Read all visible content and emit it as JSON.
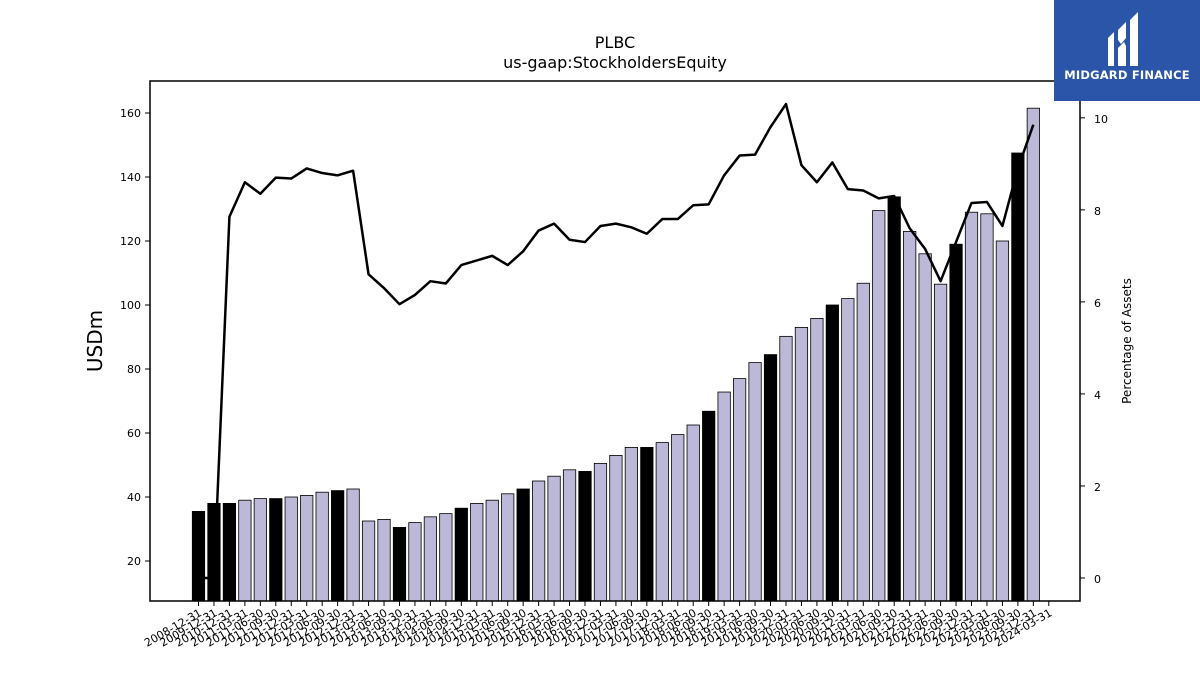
{
  "chart_data": {
    "type": "bar",
    "title": "PLBC",
    "subtitle": "us-gaap:StockholdersEquity",
    "ylabel": "USDm",
    "y2label": "Percentage of Assets",
    "ylim": [
      7.5,
      170
    ],
    "y2lim": [
      -0.5,
      10.8
    ],
    "yticks": [
      20,
      40,
      60,
      80,
      100,
      120,
      140,
      160
    ],
    "y2ticks": [
      0,
      2,
      4,
      6,
      8,
      10
    ],
    "grid": false,
    "colors": {
      "bar_annual": "#000000",
      "bar_quarter": "#bcb8d8",
      "line": "#000000",
      "bar_edge": "#000000"
    },
    "categories": [
      "2008-12-31",
      "2009-12-31",
      "2010-12-31",
      "2011-03-31",
      "2011-06-30",
      "2011-09-30",
      "2011-12-31",
      "2012-03-31",
      "2012-06-30",
      "2012-09-30",
      "2012-12-31",
      "2013-03-31",
      "2013-06-30",
      "2013-09-30",
      "2013-12-31",
      "2014-03-31",
      "2014-06-30",
      "2014-09-30",
      "2014-12-31",
      "2015-03-31",
      "2015-06-30",
      "2015-09-30",
      "2015-12-31",
      "2016-03-31",
      "2016-06-30",
      "2016-09-30",
      "2016-12-31",
      "2017-03-31",
      "2017-06-30",
      "2017-09-30",
      "2017-12-31",
      "2018-03-31",
      "2018-06-30",
      "2018-09-30",
      "2018-12-31",
      "2019-03-31",
      "2019-06-30",
      "2019-09-30",
      "2019-12-31",
      "2020-03-31",
      "2020-06-30",
      "2020-09-30",
      "2020-12-31",
      "2021-03-31",
      "2021-06-30",
      "2021-09-30",
      "2021-12-31",
      "2022-03-31",
      "2022-06-30",
      "2022-09-30",
      "2022-12-31",
      "2023-03-31",
      "2023-06-30",
      "2023-09-30",
      "2023-12-31",
      "2024-03-31"
    ],
    "series": [
      {
        "values": [
          35.5,
          38.0,
          38.0,
          39.0,
          39.5,
          39.5,
          40.0,
          40.5,
          41.5,
          42.0,
          42.5,
          32.5,
          33.0,
          30.5,
          32.0,
          33.8,
          34.8,
          36.5,
          38.0,
          39.0,
          41.0,
          42.5,
          45.0,
          46.5,
          48.5,
          48.0,
          50.5,
          53.0,
          55.5,
          55.5,
          57.0,
          59.5,
          62.5,
          66.8,
          72.8,
          77.0,
          82.0,
          84.5,
          90.2,
          93.0,
          95.8,
          100.0,
          102.0,
          106.8,
          129.5,
          133.8,
          123.0,
          116.0,
          106.5,
          119.0,
          129.0,
          128.5,
          120.0,
          147.5,
          161.5,
          null
        ],
        "annual": [
          true,
          true,
          true,
          false,
          false,
          true,
          false,
          false,
          false,
          true,
          false,
          false,
          false,
          true,
          false,
          false,
          false,
          true,
          false,
          false,
          false,
          true,
          false,
          false,
          false,
          true,
          false,
          false,
          false,
          true,
          false,
          false,
          false,
          true,
          false,
          false,
          false,
          true,
          false,
          false,
          false,
          true,
          false,
          false,
          false,
          true,
          false,
          false,
          false,
          true,
          false,
          false,
          false,
          true,
          false,
          false
        ]
      },
      {
        "line_pct": [
          0.0,
          0.0,
          7.85,
          8.6,
          8.35,
          8.7,
          8.68,
          8.9,
          8.8,
          8.75,
          8.85,
          6.6,
          6.3,
          5.95,
          6.15,
          6.45,
          6.4,
          6.8,
          6.9,
          7.0,
          6.8,
          7.1,
          7.55,
          7.7,
          7.35,
          7.3,
          7.65,
          7.7,
          7.62,
          7.48,
          7.8,
          7.8,
          8.1,
          8.12,
          8.75,
          9.18,
          9.2,
          9.8,
          10.3,
          8.97,
          8.6,
          9.03,
          8.45,
          8.42,
          8.25,
          8.3,
          7.6,
          7.15,
          6.45,
          7.3,
          8.15,
          8.17,
          7.65,
          8.9,
          9.85,
          null
        ]
      }
    ]
  }
}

» **EXERCISE TASK**: Reproduce the records above exactly, leaving out every picture they contain.

» **WRITTEN RESPONSE**:
Read all visible content and emit it as JSON.
{
  "chart_data": {
    "type": "bar",
    "title": "PLBC",
    "subtitle": "us-gaap:StockholdersEquity",
    "ylabel": "USDm",
    "y2label": "Percentage of Assets",
    "ylim": [
      7.5,
      170
    ],
    "y2lim": [
      -0.5,
      10.8
    ],
    "yticks": [
      20,
      40,
      60,
      80,
      100,
      120,
      140,
      160
    ],
    "y2ticks": [
      0,
      2,
      4,
      6,
      8,
      10
    ],
    "grid": false,
    "colors": {
      "bar_annual": "#000000",
      "bar_quarter": "#bcb8d8",
      "line": "#000000",
      "bar_edge": "#000000"
    },
    "categories": [
      "2008-12-31",
      "2009-12-31",
      "2010-12-31",
      "2011-03-31",
      "2011-06-30",
      "2011-09-30",
      "2011-12-31",
      "2012-03-31",
      "2012-06-30",
      "2012-09-30",
      "2012-12-31",
      "2013-03-31",
      "2013-06-30",
      "2013-09-30",
      "2013-12-31",
      "2014-03-31",
      "2014-06-30",
      "2014-09-30",
      "2014-12-31",
      "2015-03-31",
      "2015-06-30",
      "2015-09-30",
      "2015-12-31",
      "2016-03-31",
      "2016-06-30",
      "2016-09-30",
      "2016-12-31",
      "2017-03-31",
      "2017-06-30",
      "2017-09-30",
      "2017-12-31",
      "2018-03-31",
      "2018-06-30",
      "2018-09-30",
      "2018-12-31",
      "2019-03-31",
      "2019-06-30",
      "2019-09-30",
      "2019-12-31",
      "2020-03-31",
      "2020-06-30",
      "2020-09-30",
      "2020-12-31",
      "2021-03-31",
      "2021-06-30",
      "2021-09-30",
      "2021-12-31",
      "2022-03-31",
      "2022-06-30",
      "2022-09-30",
      "2022-12-31",
      "2023-03-31",
      "2023-06-30",
      "2023-09-30",
      "2023-12-31",
      "2024-03-31"
    ],
    "series": [
      {
        "values": [
          35.5,
          38.0,
          38.0,
          39.0,
          39.5,
          39.5,
          40.0,
          40.5,
          41.5,
          42.0,
          42.5,
          32.5,
          33.0,
          30.5,
          32.0,
          33.8,
          34.8,
          36.5,
          38.0,
          39.0,
          41.0,
          42.5,
          45.0,
          46.5,
          48.5,
          48.0,
          50.5,
          53.0,
          55.5,
          55.5,
          57.0,
          59.5,
          62.5,
          66.8,
          72.8,
          77.0,
          82.0,
          84.5,
          90.2,
          93.0,
          95.8,
          100.0,
          102.0,
          106.8,
          129.5,
          133.8,
          123.0,
          116.0,
          106.5,
          119.0,
          129.0,
          128.5,
          120.0,
          147.5,
          161.5,
          null
        ],
        "annual": [
          true,
          true,
          true,
          false,
          false,
          true,
          false,
          false,
          false,
          true,
          false,
          false,
          false,
          true,
          false,
          false,
          false,
          true,
          false,
          false,
          false,
          true,
          false,
          false,
          false,
          true,
          false,
          false,
          false,
          true,
          false,
          false,
          false,
          true,
          false,
          false,
          false,
          true,
          false,
          false,
          false,
          true,
          false,
          false,
          false,
          true,
          false,
          false,
          false,
          true,
          false,
          false,
          false,
          true,
          false,
          false
        ]
      },
      {
        "line_pct": [
          0.0,
          0.0,
          7.85,
          8.6,
          8.35,
          8.7,
          8.68,
          8.9,
          8.8,
          8.75,
          8.85,
          6.6,
          6.3,
          5.95,
          6.15,
          6.45,
          6.4,
          6.8,
          6.9,
          7.0,
          6.8,
          7.1,
          7.55,
          7.7,
          7.35,
          7.3,
          7.65,
          7.7,
          7.62,
          7.48,
          7.8,
          7.8,
          8.1,
          8.12,
          8.75,
          9.18,
          9.2,
          9.8,
          10.3,
          8.97,
          8.6,
          9.03,
          8.45,
          8.42,
          8.25,
          8.3,
          7.6,
          7.15,
          6.45,
          7.3,
          8.15,
          8.17,
          7.65,
          8.9,
          9.85,
          null
        ]
      }
    ]
  }
}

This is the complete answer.